> **Problem**
Count how many lines of the material contain the string "JSON", then give that number and nothing more.

═══ Task input

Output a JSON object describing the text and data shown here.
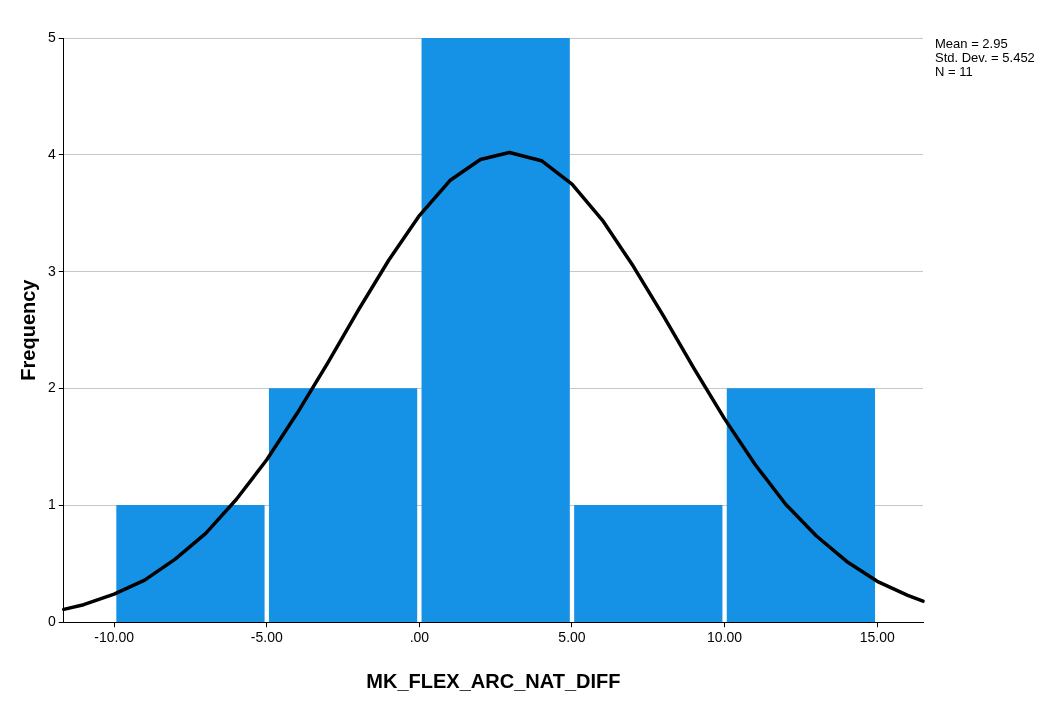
{
  "chart_data": {
    "type": "histogram",
    "xlabel": "MK_FLEX_ARC_NAT_DIFF",
    "ylabel": "Frequency",
    "bins": [
      -10,
      -5,
      0,
      5,
      10,
      15
    ],
    "values": [
      1,
      2,
      5,
      1,
      2
    ],
    "color": "#1591e6",
    "series": [
      {
        "type": "line",
        "color": "#000000",
        "x": [
          -11.65,
          -11,
          -10,
          -9,
          -8,
          -7,
          -6,
          -5,
          -4,
          -3,
          -2,
          -1,
          0,
          1,
          2,
          2.95,
          4,
          5,
          6,
          7,
          8,
          9,
          10,
          11,
          12,
          13,
          14,
          15,
          16,
          16.5
        ],
        "values": [
          0.11,
          0.15,
          0.24,
          0.36,
          0.54,
          0.76,
          1.05,
          1.39,
          1.79,
          2.22,
          2.67,
          3.1,
          3.48,
          3.78,
          3.96,
          4.02,
          3.95,
          3.75,
          3.44,
          3.05,
          2.62,
          2.17,
          1.74,
          1.35,
          1.01,
          0.74,
          0.52,
          0.35,
          0.23,
          0.18
        ]
      }
    ],
    "xlim": [
      -11.65,
      16.5
    ],
    "xticks": [
      {
        "value": -10,
        "label": "-10.00"
      },
      {
        "value": -5,
        "label": "-5.00"
      },
      {
        "value": 0,
        "label": ".00"
      },
      {
        "value": 5,
        "label": "5.00"
      },
      {
        "value": 10,
        "label": "10.00"
      },
      {
        "value": 15,
        "label": "15.00"
      }
    ],
    "ylim": [
      0,
      5
    ],
    "yticks": [
      0,
      1,
      2,
      3,
      4,
      5
    ],
    "grid": "y",
    "legend": false,
    "marker": "none",
    "line_style": "solid",
    "annotations": [
      "Mean = 2.95",
      "Std. Dev. = 5.452",
      "N = 11"
    ]
  }
}
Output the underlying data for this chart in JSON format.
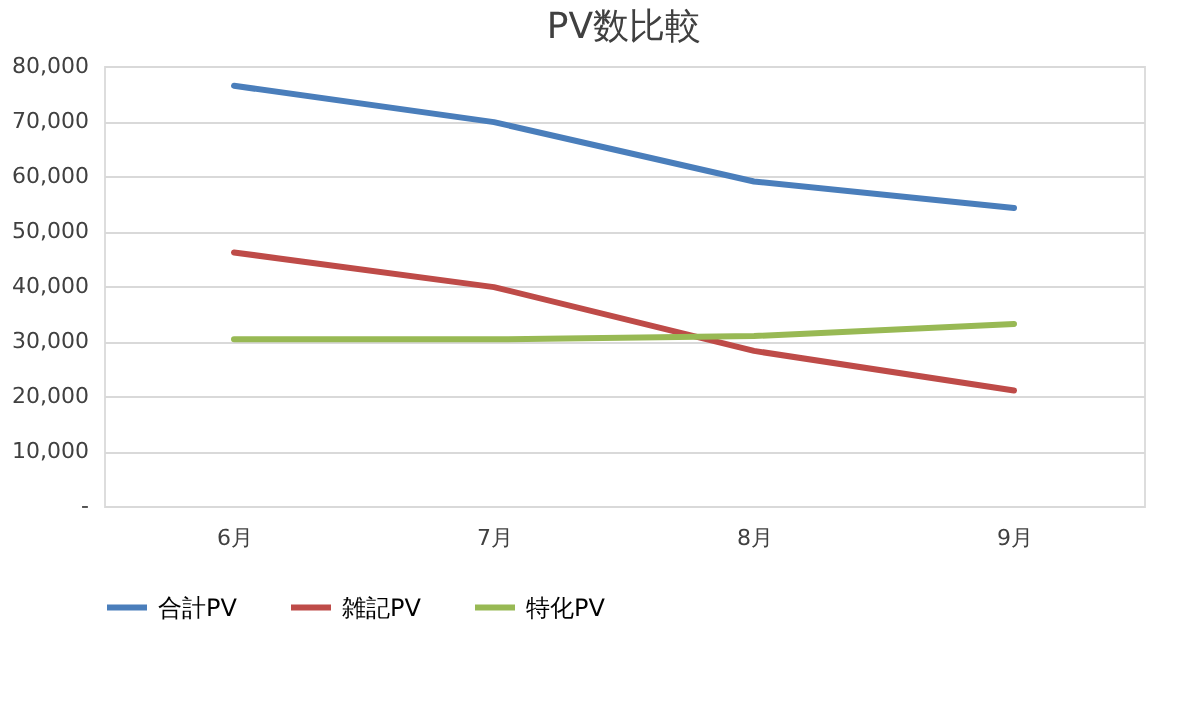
{
  "chart_data": {
    "type": "line",
    "title": "PV数比較",
    "categories": [
      "6月",
      "7月",
      "8月",
      "9月"
    ],
    "series": [
      {
        "name": "合計PV",
        "color": "#4a7ebb",
        "values": [
          76400,
          69800,
          59000,
          54200
        ]
      },
      {
        "name": "雑記PV",
        "color": "#be4b48",
        "values": [
          46100,
          39800,
          28200,
          21000
        ]
      },
      {
        "name": "特化PV",
        "color": "#98b954",
        "values": [
          30300,
          30300,
          30900,
          33100
        ]
      }
    ],
    "ylim": [
      0,
      80000
    ],
    "yticks": [
      {
        "value": 0,
        "label": "-"
      },
      {
        "value": 10000,
        "label": "10,000"
      },
      {
        "value": 20000,
        "label": "20,000"
      },
      {
        "value": 30000,
        "label": "30,000"
      },
      {
        "value": 40000,
        "label": "40,000"
      },
      {
        "value": 50000,
        "label": "50,000"
      },
      {
        "value": 60000,
        "label": "60,000"
      },
      {
        "value": 70000,
        "label": "70,000"
      },
      {
        "value": 80000,
        "label": "80,000"
      }
    ],
    "grid": "y",
    "legend": "bottom",
    "marker": "none",
    "line_style": "solid"
  }
}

══════

> **Final result**
2